═════ EXERCISE MATERIALS
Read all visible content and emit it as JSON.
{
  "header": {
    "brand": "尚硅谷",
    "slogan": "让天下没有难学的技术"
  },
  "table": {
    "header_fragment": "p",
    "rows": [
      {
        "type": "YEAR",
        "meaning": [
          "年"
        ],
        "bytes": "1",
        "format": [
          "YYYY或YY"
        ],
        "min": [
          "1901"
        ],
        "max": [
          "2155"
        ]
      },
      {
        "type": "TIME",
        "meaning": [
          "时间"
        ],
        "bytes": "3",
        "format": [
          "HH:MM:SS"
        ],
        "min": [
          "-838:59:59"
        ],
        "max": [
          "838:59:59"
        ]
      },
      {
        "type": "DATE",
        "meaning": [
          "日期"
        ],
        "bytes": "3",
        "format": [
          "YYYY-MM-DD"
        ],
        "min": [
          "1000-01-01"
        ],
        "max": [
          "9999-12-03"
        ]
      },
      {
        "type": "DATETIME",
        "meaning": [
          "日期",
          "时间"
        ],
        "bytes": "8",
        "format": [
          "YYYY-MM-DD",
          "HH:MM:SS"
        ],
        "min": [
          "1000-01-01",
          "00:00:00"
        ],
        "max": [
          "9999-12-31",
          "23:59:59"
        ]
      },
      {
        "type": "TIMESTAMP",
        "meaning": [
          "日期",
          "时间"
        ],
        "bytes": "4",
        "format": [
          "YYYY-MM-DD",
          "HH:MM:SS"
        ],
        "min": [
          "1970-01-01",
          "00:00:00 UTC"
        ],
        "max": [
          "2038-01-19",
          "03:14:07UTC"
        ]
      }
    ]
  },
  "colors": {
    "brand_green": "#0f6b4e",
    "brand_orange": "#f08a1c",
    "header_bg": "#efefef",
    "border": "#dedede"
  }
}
══════════
» WRITTEN TASK:
Locate the string "type" in the listing above and copy every line where it occurs.

» RESULT:
        "type": "YEAR",
        "type": "TIME",
        "type": "DATE",
        "type": "DATETIME",
        "type": "TIMESTAMP",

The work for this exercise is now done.